▸ Dataset items:

--------------------------------------------------

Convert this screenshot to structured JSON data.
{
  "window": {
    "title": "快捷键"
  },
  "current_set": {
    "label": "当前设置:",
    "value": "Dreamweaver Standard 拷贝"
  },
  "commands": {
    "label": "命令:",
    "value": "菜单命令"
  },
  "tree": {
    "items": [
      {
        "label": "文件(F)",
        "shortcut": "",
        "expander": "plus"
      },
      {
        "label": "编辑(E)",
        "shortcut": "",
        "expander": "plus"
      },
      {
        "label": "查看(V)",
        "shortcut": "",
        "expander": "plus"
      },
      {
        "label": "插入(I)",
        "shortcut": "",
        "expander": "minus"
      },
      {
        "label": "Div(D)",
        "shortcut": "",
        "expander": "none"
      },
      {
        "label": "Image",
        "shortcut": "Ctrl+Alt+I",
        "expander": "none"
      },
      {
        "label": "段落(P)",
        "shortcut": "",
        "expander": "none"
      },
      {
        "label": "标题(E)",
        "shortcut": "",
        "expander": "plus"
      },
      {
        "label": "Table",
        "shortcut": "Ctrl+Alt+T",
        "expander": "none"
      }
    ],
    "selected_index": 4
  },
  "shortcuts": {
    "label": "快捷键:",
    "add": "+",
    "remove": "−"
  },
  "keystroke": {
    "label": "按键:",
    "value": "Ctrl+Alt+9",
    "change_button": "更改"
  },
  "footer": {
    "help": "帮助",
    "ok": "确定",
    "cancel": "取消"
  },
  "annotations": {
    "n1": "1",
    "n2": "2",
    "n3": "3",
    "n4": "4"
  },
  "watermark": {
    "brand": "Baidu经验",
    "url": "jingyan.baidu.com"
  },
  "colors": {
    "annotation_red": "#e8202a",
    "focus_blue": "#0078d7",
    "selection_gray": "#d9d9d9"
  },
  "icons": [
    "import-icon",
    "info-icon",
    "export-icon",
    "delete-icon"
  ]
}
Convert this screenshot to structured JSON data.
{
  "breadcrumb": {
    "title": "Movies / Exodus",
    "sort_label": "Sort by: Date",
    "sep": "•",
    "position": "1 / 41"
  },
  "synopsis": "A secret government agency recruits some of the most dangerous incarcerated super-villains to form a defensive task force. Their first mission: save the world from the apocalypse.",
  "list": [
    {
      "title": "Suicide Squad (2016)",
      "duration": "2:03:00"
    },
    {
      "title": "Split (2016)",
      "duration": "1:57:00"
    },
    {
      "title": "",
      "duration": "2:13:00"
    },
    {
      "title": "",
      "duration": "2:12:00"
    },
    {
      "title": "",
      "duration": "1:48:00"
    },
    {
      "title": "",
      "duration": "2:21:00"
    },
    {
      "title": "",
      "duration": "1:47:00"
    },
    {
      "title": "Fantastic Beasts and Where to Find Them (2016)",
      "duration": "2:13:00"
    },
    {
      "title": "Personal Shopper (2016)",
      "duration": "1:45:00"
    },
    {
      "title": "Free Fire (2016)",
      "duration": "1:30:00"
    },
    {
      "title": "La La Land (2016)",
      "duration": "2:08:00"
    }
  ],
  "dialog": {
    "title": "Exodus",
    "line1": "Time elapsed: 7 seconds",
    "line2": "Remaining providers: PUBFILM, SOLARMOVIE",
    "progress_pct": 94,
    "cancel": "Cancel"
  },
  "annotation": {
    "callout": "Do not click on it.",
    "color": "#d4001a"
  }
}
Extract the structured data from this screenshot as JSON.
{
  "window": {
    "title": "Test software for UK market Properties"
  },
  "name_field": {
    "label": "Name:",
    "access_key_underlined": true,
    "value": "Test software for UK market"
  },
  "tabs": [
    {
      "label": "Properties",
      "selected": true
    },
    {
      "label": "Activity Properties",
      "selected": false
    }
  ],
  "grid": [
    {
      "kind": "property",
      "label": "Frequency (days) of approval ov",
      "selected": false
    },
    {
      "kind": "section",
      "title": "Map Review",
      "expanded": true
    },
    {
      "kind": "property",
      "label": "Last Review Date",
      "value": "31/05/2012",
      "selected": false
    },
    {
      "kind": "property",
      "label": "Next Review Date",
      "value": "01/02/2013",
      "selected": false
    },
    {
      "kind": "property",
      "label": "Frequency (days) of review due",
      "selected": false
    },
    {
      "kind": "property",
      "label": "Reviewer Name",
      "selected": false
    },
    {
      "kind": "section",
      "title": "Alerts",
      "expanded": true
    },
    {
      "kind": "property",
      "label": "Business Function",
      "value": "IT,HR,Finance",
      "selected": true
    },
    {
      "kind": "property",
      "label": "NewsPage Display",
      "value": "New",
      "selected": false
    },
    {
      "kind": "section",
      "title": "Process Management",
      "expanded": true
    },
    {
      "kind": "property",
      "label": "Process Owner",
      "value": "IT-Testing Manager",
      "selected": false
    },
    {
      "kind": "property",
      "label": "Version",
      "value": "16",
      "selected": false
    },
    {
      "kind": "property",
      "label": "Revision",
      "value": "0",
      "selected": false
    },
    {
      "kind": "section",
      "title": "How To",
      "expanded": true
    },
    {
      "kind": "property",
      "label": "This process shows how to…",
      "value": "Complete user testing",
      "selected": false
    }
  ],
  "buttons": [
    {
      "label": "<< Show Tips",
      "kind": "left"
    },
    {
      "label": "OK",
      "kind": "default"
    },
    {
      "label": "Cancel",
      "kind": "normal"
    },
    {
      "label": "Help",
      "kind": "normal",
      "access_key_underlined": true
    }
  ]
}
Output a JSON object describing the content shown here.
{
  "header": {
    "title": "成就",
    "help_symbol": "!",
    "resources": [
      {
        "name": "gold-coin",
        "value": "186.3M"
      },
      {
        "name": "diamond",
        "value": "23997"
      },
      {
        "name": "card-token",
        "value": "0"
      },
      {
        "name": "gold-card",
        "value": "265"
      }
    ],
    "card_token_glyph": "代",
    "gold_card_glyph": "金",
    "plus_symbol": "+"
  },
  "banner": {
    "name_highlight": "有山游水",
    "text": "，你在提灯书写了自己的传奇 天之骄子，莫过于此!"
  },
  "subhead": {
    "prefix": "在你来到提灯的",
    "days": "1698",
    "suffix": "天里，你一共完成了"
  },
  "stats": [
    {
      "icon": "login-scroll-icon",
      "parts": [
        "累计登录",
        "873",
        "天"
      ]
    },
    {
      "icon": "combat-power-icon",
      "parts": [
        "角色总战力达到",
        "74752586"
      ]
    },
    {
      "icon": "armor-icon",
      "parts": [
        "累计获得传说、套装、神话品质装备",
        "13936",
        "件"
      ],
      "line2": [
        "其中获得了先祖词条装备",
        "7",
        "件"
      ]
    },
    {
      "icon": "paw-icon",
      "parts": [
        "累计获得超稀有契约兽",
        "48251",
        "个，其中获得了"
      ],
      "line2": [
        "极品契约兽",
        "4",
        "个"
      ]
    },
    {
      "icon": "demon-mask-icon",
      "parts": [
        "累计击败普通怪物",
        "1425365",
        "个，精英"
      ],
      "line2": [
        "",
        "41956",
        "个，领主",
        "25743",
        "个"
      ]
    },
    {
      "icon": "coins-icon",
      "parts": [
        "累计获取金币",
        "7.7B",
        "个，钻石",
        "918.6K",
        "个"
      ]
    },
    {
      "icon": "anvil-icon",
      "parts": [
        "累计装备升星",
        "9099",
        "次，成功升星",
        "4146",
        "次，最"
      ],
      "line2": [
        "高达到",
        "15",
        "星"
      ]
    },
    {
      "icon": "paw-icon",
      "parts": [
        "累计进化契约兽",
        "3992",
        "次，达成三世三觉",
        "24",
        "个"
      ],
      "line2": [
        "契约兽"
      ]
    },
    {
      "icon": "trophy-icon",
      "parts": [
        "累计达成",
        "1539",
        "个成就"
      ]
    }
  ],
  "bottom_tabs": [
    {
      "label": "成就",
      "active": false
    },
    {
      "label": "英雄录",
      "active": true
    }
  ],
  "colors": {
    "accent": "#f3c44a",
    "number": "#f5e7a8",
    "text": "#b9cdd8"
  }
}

--------------------------------------------------

▸ WHAT NEEDS TO BE DONE:
Reply with the number of lines in the material above that contain "text", and nothing more.

▸ RESULT OF THE EXERCISE:
2